- Exercise requirements: Single out the lines of the material that contain "автономным" and copy them.

- Extracted information:
######
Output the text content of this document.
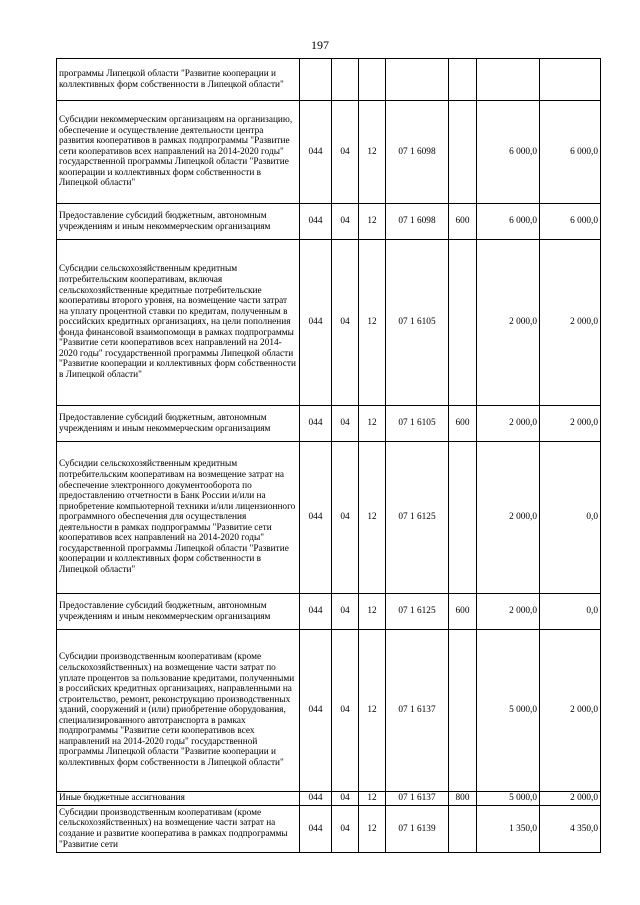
197
программы Липецкой области "Развитие кооперации и коллективных форм собственности в Липецкой области"							
Субсидии некоммерческим организациям на организацию, обеспечение и осуществление деятельности центра развития кооперативов в рамках подпрограммы "Развитие сети кооперативов всех направлений на 2014-2020 годы" государственной программы Липецкой области "Развитие кооперации и коллективных форм собственности в Липецкой области"	044	04	12	07 1 6098		6 000,0	6 000,0
Предоставление субсидий бюджетным, автономным учреждениям и иным некоммерческим организациям	044	04	12	07 1 6098	600	6 000,0	6 000,0
Субсидии сельскохозяйственным кредитным потребительским кооперативам, включая сельскохозяйственные кредитные потребительские кооперативы второго уровня, на возмещение части затрат на уплату процентной ставки по кредитам, полученным в российских кредитных организациях, на цели пополнения фонда финансовой взаимопомощи в рамках подпрограммы "Развитие сети кооперативов всех направлений на 2014-2020 годы" государственной программы Липецкой области "Развитие кооперации и коллективных форм собственности в Липецкой области"	044	04	12	07 1 6105		2 000,0	2 000,0
Предоставление субсидий бюджетным, автономным учреждениям и иным некоммерческим организациям	044	04	12	07 1 6105	600	2 000,0	2 000,0
Субсидии сельскохозяйственным кредитным потребительским кооперативам на возмещение затрат на обеспечение электронного документооборота по предоставлению отчетности в Банк России и/или на приобретение компьютерной техники и/или лицензионного программного обеспечения для осуществления деятельности в рамках подпрограммы "Развитие сети кооперативов всех направлений на 2014-2020 годы" государственной программы Липецкой области "Развитие кооперации и коллективных форм собственности в Липецкой области"	044	04	12	07 1 6125		2 000,0	0,0
Предоставление субсидий бюджетным, автономным учреждениям и иным некоммерческим организациям	044	04	12	07 1 6125	600	2 000,0	0,0
Субсидии производственным кооперативам (кроме сельскохозяйственных) на возмещение части затрат по уплате процентов за пользование кредитами, полученными в российских кредитных организациях, направленными на строительство, ремонт, реконструкцию производственных зданий, сооружений и (или) приобретение оборудования, специализированного автотранспорта в рамках подпрограммы "Развитие сети кооперативов всех направлений на 2014-2020 годы" государственной программы Липецкой области "Развитие кооперации и коллективных форм собственности в Липецкой области"	044	04	12	07 1 6137		5 000,0	2 000,0
Иные бюджетные ассигнования	044	04	12	07 1 6137	800	5 000,0	2 000,0
Субсидии производственным кооперативам (кроме сельскохозяйственных) на возмещение части затрат на создание и развитие кооператива в рамках подпрограммы "Развитие сети	044	04	12	07 1 6139		1 350,0	4 350,0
######
- Result:
Предоставление субсидий бюджетным, автономным учреждениям и иным некоммерческим организациям	044	04	12	07 1 6098	600	6 000,0	6 000,0
Предоставление субсидий бюджетным, автономным учреждениям и иным некоммерческим организациям	044	04	12	07 1 6105	600	2 000,0	2 000,0
Предоставление субсидий бюджетным, автономным учреждениям и иным некоммерческим организациям	044	04	12	07 1 6125	600	2 000,0	0,0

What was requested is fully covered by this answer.